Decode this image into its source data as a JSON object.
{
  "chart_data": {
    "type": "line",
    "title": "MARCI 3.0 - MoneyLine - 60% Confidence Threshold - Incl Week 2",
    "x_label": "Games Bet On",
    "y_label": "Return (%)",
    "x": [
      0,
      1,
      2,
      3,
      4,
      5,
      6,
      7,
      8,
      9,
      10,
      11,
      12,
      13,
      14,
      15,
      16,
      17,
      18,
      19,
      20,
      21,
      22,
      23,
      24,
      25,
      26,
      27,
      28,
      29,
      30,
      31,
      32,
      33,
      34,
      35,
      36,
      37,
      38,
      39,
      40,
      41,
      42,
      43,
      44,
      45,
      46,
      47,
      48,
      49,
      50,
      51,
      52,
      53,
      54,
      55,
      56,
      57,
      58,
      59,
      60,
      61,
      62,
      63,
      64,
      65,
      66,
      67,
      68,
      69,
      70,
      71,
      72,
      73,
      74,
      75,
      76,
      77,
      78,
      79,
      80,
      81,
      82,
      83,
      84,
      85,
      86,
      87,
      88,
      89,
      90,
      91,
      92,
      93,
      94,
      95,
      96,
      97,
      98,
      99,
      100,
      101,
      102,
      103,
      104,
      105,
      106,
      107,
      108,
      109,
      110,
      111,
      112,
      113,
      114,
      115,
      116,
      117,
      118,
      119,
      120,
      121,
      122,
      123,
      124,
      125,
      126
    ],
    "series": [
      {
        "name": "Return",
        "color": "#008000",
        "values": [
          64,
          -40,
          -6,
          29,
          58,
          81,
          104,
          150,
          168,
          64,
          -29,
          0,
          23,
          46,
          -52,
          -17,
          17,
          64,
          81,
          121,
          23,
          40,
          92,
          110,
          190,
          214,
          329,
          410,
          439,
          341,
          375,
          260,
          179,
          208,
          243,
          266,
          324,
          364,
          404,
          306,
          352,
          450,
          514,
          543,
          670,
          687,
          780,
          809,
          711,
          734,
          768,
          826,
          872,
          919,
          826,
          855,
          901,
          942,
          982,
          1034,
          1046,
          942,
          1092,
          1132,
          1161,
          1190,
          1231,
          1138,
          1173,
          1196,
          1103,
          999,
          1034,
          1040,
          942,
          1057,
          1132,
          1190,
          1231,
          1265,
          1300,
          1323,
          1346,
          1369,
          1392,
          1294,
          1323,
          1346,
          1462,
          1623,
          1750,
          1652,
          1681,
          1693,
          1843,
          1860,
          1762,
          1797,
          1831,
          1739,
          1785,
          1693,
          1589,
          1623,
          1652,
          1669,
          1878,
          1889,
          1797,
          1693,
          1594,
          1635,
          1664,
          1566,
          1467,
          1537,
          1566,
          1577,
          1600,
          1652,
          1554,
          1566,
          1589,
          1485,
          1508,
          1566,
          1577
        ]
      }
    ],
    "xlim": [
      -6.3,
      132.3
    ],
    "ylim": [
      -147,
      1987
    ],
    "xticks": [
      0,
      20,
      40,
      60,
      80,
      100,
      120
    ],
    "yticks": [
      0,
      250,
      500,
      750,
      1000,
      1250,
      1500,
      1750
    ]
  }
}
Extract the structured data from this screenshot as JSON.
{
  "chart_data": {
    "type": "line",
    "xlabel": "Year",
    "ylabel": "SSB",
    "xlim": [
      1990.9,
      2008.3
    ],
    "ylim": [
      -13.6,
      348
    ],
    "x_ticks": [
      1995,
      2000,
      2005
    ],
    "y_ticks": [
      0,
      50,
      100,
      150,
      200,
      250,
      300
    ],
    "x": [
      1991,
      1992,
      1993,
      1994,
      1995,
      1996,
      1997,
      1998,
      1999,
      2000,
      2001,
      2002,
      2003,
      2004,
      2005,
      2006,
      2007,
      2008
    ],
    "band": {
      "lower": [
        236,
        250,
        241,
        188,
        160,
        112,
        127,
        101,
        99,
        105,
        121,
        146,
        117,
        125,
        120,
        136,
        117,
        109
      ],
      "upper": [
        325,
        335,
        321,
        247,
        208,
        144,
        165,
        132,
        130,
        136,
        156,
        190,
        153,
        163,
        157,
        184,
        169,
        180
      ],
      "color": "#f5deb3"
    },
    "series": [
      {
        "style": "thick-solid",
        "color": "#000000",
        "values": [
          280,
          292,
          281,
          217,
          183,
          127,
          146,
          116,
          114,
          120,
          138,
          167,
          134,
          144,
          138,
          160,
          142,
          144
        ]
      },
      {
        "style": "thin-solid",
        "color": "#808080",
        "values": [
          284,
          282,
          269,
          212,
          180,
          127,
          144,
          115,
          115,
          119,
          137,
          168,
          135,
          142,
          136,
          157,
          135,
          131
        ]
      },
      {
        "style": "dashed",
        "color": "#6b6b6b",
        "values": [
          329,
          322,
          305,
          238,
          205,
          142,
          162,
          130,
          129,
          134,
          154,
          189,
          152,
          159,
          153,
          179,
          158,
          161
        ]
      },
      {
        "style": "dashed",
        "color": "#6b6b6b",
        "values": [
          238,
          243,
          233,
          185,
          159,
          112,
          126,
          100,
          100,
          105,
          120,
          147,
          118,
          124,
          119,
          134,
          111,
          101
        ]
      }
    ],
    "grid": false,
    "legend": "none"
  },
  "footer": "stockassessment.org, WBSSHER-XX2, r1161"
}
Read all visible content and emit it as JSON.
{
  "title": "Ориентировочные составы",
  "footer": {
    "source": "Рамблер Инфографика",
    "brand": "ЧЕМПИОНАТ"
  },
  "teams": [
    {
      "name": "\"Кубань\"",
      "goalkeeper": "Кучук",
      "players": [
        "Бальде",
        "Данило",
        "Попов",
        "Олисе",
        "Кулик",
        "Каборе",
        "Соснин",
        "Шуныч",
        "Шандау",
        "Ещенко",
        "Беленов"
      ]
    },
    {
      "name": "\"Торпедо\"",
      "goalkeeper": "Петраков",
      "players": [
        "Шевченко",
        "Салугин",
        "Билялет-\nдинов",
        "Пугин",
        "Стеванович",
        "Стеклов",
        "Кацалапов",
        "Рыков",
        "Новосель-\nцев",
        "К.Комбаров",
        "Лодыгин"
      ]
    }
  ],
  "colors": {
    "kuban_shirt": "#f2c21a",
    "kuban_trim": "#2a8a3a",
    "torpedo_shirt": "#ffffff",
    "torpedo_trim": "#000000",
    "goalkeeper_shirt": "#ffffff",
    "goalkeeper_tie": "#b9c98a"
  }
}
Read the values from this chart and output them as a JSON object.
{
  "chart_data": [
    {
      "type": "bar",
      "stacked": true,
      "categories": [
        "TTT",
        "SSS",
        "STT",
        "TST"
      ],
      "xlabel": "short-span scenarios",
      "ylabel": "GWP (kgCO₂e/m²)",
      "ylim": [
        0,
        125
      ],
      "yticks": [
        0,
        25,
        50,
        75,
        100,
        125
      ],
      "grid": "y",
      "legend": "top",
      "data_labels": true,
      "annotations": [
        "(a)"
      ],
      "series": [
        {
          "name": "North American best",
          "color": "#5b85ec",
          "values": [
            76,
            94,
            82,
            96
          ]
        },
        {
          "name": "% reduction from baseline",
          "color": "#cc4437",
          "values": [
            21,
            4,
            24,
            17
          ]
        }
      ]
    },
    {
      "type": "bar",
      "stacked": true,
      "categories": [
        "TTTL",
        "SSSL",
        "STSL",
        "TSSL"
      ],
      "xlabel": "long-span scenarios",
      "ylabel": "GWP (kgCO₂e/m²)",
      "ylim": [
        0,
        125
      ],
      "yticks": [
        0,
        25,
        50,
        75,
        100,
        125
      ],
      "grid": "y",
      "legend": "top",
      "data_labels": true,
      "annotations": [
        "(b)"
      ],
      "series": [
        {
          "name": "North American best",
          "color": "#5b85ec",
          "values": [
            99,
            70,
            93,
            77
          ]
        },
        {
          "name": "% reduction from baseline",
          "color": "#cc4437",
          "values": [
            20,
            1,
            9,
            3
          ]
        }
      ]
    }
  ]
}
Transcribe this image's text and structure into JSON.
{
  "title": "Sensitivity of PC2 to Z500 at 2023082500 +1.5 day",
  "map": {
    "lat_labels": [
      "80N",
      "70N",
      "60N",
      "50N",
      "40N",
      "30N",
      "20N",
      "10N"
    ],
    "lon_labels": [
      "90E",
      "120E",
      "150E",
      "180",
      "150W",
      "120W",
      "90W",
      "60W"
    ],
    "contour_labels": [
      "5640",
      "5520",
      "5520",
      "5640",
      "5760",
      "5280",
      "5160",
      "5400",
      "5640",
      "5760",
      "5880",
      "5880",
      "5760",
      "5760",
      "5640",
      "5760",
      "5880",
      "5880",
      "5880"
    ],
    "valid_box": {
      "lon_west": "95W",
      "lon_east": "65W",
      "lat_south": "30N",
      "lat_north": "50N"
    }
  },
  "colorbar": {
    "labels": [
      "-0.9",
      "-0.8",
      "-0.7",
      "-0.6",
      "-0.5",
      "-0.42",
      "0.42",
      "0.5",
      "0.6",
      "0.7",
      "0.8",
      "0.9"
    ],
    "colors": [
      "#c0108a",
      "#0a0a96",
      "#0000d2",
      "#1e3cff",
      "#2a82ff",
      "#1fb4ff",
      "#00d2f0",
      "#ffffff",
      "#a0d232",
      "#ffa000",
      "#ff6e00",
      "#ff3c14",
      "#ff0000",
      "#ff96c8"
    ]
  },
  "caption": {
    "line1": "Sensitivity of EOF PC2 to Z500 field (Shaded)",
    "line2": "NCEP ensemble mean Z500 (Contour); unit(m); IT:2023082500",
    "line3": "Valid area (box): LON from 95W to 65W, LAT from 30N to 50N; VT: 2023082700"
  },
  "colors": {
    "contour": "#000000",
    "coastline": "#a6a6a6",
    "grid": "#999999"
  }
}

========

▶ **The task**: Each line from the one with "Transcribe this image's" through the last line of the records must be written out word for word. Include nothing else.

▶ **Answer to the task**:
Transcribe this image's text and structure into JSON.
{
  "title": "Sensitivity of PC2 to Z500 at 2023082500 +1.5 day",
  "map": {
    "lat_labels": [
      "80N",
      "70N",
      "60N",
      "50N",
      "40N",
      "30N",
      "20N",
      "10N"
    ],
    "lon_labels": [
      "90E",
      "120E",
      "150E",
      "180",
      "150W",
      "120W",
      "90W",
      "60W"
    ],
    "contour_labels": [
      "5640",
      "5520",
      "5520",
      "5640",
      "5760",
      "5280",
      "5160",
      "5400",
      "5640",
      "5760",
      "5880",
      "5880",
      "5760",
      "5760",
      "5640",
      "5760",
      "5880",
      "5880",
      "5880"
    ],
    "valid_box": {
      "lon_west": "95W",
      "lon_east": "65W",
      "lat_south": "30N",
      "lat_north": "50N"
    }
  },
  "colorbar": {
    "labels": [
      "-0.9",
      "-0.8",
      "-0.7",
      "-0.6",
      "-0.5",
      "-0.42",
      "0.42",
      "0.5",
      "0.6",
      "0.7",
      "0.8",
      "0.9"
    ],
    "colors": [
      "#c0108a",
      "#0a0a96",
      "#0000d2",
      "#1e3cff",
      "#2a82ff",
      "#1fb4ff",
      "#00d2f0",
      "#ffffff",
      "#a0d232",
      "#ffa000",
      "#ff6e00",
      "#ff3c14",
      "#ff0000",
      "#ff96c8"
    ]
  },
  "caption": {
    "line1": "Sensitivity of EOF PC2 to Z500 field (Shaded)",
    "line2": "NCEP ensemble mean Z500 (Contour); unit(m); IT:2023082500",
    "line3": "Valid area (box): LON from 95W to 65W, LAT from 30N to 50N; VT: 2023082700"
  },
  "colors": {
    "contour": "#000000",
    "coastline": "#a6a6a6",
    "grid": "#999999"
  }
}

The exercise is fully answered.